Question

Let's use the following code (conftest.py) :

import random
def test_val():
    value = random.random()
    assert value < 0.5

Running py.test --junitxml=result.xml conftest.py generates result.xml (when the test passes):

<?xml version="1.0" encoding="utf-8"?>
<testsuite errors="0" failures="0" name="" skips="0" tests="1" time="0.047">
<testcase classname="conftest" name="test_val" time="0.0"/>
</testsuite>

Now. What I'd like to be able to do is to store the value generated by test_val() in results.xml. Is there a way to do it ? I can't seem to find anything related in pytest doc.

Was it helpful?

Solution

The shipped junitxml plugin does not have hooks to add such data you can print it to stdout though, since that gets added to the junitxml data.

So as long as you print out logs you will at least be able to know the data.

OTHER TIPS

You can solve your problem but not with junitxml.

You can use pytest-harvest for this. Simply install it, and you can directly use the pre-defined fixtures:

import random

def test_val(results_bag):
    value = random.random()

### PROVIDED DATA

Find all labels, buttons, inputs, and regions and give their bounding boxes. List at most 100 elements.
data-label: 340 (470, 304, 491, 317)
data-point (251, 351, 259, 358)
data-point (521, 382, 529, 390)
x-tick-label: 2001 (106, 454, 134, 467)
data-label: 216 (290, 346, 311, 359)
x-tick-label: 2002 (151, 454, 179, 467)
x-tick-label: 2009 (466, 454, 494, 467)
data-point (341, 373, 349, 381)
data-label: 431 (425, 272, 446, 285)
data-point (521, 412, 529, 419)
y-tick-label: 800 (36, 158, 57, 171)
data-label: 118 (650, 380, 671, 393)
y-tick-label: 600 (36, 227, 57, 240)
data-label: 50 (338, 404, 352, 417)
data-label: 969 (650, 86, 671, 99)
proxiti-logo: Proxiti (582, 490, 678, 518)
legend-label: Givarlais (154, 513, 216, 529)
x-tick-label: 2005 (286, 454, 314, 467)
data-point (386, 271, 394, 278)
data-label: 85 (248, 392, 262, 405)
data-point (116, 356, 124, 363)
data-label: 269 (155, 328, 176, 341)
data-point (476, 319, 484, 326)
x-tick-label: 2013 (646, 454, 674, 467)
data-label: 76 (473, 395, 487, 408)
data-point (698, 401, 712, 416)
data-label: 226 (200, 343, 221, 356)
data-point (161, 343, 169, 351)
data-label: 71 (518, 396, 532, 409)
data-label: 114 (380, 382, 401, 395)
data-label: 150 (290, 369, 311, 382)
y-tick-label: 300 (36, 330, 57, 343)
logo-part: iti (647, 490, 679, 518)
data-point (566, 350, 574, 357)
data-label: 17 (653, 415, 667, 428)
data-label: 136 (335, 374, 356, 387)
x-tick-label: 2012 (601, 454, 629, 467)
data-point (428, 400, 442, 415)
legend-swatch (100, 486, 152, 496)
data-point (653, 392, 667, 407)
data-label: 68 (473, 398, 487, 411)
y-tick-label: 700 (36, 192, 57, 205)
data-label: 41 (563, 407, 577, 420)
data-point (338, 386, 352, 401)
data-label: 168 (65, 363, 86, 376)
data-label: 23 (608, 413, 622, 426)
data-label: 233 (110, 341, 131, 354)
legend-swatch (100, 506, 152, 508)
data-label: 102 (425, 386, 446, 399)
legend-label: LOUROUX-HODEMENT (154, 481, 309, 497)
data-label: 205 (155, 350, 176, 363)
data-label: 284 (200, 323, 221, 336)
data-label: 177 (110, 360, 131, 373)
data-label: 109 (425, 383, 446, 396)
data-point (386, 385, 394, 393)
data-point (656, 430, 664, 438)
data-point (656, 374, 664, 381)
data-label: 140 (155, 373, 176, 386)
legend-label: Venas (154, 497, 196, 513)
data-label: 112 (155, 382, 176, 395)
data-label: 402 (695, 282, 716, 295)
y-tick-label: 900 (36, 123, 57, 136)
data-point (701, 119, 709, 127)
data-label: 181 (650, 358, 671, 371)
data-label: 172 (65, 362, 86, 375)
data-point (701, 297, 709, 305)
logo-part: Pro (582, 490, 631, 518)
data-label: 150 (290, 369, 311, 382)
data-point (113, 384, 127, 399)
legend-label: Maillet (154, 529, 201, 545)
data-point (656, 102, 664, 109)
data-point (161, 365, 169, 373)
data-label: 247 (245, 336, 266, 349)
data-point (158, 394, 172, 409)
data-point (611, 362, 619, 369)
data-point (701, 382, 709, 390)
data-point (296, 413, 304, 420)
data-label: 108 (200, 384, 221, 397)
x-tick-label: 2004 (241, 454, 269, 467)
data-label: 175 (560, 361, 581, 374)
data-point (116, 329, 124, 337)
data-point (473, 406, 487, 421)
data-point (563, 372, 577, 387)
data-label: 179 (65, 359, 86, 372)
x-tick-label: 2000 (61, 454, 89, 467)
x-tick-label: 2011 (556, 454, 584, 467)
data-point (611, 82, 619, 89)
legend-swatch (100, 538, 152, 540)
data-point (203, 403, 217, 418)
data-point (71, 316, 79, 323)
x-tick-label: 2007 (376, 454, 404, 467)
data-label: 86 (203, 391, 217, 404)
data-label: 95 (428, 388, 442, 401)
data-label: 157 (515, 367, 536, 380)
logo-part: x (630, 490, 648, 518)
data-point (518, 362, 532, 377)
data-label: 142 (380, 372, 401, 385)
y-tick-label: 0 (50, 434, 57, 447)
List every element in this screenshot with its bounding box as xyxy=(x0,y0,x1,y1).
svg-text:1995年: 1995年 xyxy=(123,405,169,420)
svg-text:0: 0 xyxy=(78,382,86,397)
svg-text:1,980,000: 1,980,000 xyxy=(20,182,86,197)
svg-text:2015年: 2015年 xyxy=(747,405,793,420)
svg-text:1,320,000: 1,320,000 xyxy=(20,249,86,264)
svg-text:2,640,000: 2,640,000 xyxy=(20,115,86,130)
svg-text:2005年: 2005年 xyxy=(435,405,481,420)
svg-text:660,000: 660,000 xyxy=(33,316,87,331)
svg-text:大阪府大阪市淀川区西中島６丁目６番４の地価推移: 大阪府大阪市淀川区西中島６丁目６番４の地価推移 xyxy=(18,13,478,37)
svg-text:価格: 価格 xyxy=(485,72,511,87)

### WHAT YOU WILL DO
Repeat the passage on pytest and junitxml word for word, starting at "Now. What I'd" and ending at "not with junitxml.". The material has no connection to the passage on pytest and junitxml.

### RESPONSE TO THE TASK
Now. What I'd like to be able to do is to store the value generated by test_val() in results.xml. Is there a way to do it ? I can't seem to find anything related in pytest doc.

Was it helpful?

Solution

The shipped junitxml plugin does not have hooks to add such data you can print it to stdout though, since that gets added to the junitxml data.

So as long as you print out logs you will at least be able to know the data.

OTHER TIPS

You can solve your problem but not with junitxml.